- **Data tied to figure images**:
+-------+

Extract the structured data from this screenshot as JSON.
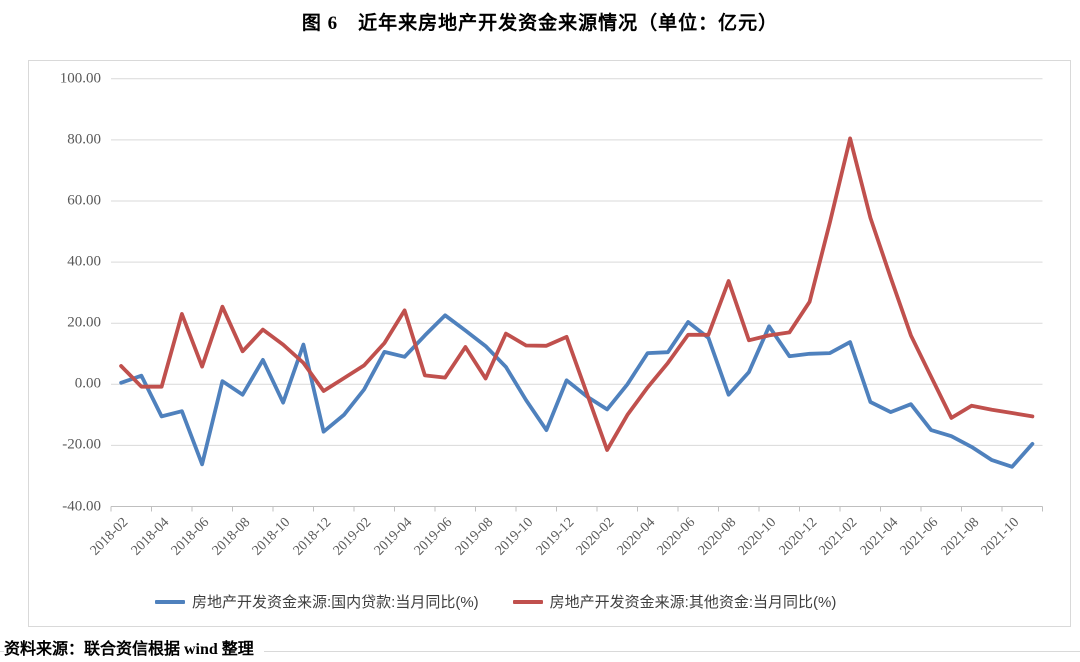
{
  "title": "图 6　近年来房地产开发资金来源情况（单位：亿元）",
  "source_note": "资料来源：联合资信根据 wind 整理",
  "colors": {
    "series_blue": "#4F81BD",
    "series_red": "#C0504D",
    "gridline": "#D9D9D9",
    "axis_line": "#BFBFBF",
    "axis_text": "#595959"
  },
  "chart_data": {
    "type": "line",
    "title": "图 6　近年来房地产开发资金来源情况（单位：亿元）",
    "xlabel": "",
    "ylabel": "",
    "ylim": [
      -40,
      100
    ],
    "y_ticks": [
      "100.00",
      "80.00",
      "60.00",
      "40.00",
      "20.00",
      "0.00",
      "-20.00",
      "-40.00"
    ],
    "grid": "horizontal",
    "legend_position": "bottom",
    "x": [
      "2018-02",
      "2018-03",
      "2018-04",
      "2018-05",
      "2018-06",
      "2018-07",
      "2018-08",
      "2018-09",
      "2018-10",
      "2018-11",
      "2018-12",
      "2019-01",
      "2019-02",
      "2019-03",
      "2019-04",
      "2019-05",
      "2019-06",
      "2019-07",
      "2019-08",
      "2019-09",
      "2019-10",
      "2019-11",
      "2019-12",
      "2020-01",
      "2020-02",
      "2020-03",
      "2020-04",
      "2020-05",
      "2020-06",
      "2020-07",
      "2020-08",
      "2020-09",
      "2020-10",
      "2020-11",
      "2020-12",
      "2021-01",
      "2021-02",
      "2021-03",
      "2021-04",
      "2021-05",
      "2021-06",
      "2021-07",
      "2021-08",
      "2021-09",
      "2021-10",
      "2021-11"
    ],
    "x_tick_labels": [
      "2018-02",
      "2018-04",
      "2018-06",
      "2018-08",
      "2018-10",
      "2018-12",
      "2019-02",
      "2019-04",
      "2019-06",
      "2019-08",
      "2019-10",
      "2019-12",
      "2020-02",
      "2020-04",
      "2020-06",
      "2020-08",
      "2020-10",
      "2020-12",
      "2021-02",
      "2021-04",
      "2021-06",
      "2021-08",
      "2021-10"
    ],
    "series": [
      {
        "name": "房地产开发资金来源:国内贷款:当月同比(%)",
        "color": "#4F81BD",
        "values": [
          0.5,
          2.8,
          -10.5,
          -8.8,
          -26.2,
          1.0,
          -3.4,
          8.0,
          -6.0,
          13.0,
          -15.5,
          -10.0,
          -1.7,
          10.6,
          9.0,
          16.0,
          22.6,
          17.6,
          12.5,
          5.7,
          -5.2,
          -15.0,
          1.3,
          -4.0,
          -8.2,
          0.0,
          10.2,
          10.5,
          20.4,
          15.2,
          -3.4,
          4.0,
          19.0,
          9.2,
          10.0,
          10.2,
          13.8,
          -5.8,
          -9.1,
          -6.5,
          -15.0,
          -17.0,
          -20.5,
          -24.8,
          -27.0,
          -19.5
        ]
      },
      {
        "name": "房地产开发资金来源:其他资金:当月同比(%)",
        "color": "#C0504D",
        "values": [
          6.0,
          -0.8,
          -0.8,
          23.0,
          5.8,
          25.4,
          10.8,
          17.9,
          13.0,
          7.0,
          -2.2,
          2.0,
          6.2,
          13.5,
          24.2,
          2.9,
          2.2,
          12.2,
          1.9,
          16.6,
          12.7,
          12.6,
          15.5,
          -3.0,
          -21.5,
          -10.0,
          -1.0,
          7.0,
          16.2,
          16.2,
          33.8,
          14.4,
          16.0,
          17.0,
          27.0,
          53.0,
          80.5,
          54.5,
          35.0,
          16.0,
          2.5,
          -11.0,
          -7.0,
          -8.3,
          -9.4,
          -10.5
        ]
      }
    ]
  }
}
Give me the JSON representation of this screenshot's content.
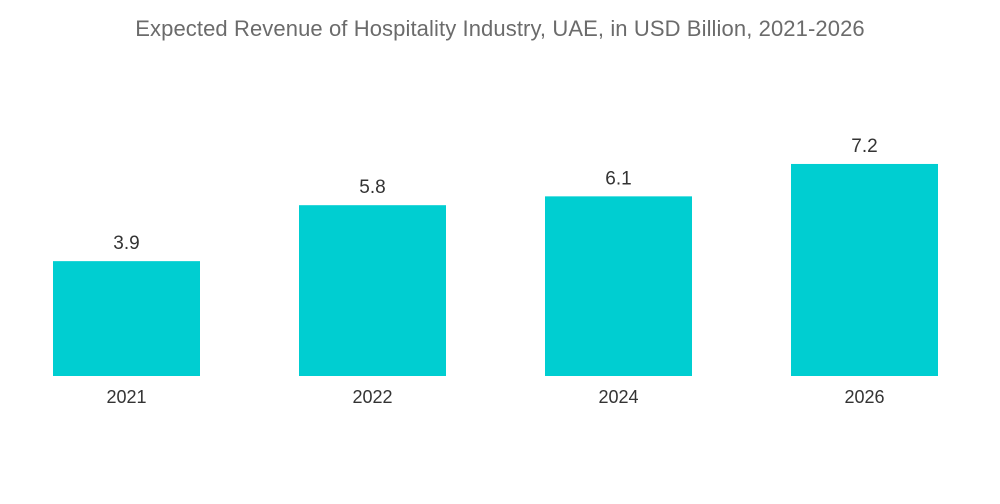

+-------+

- **Your task**: Report how many lines above hold the string "近年来房地产开发资金来源情况", giving nothing but the number.

- **Response to this exercise**: 2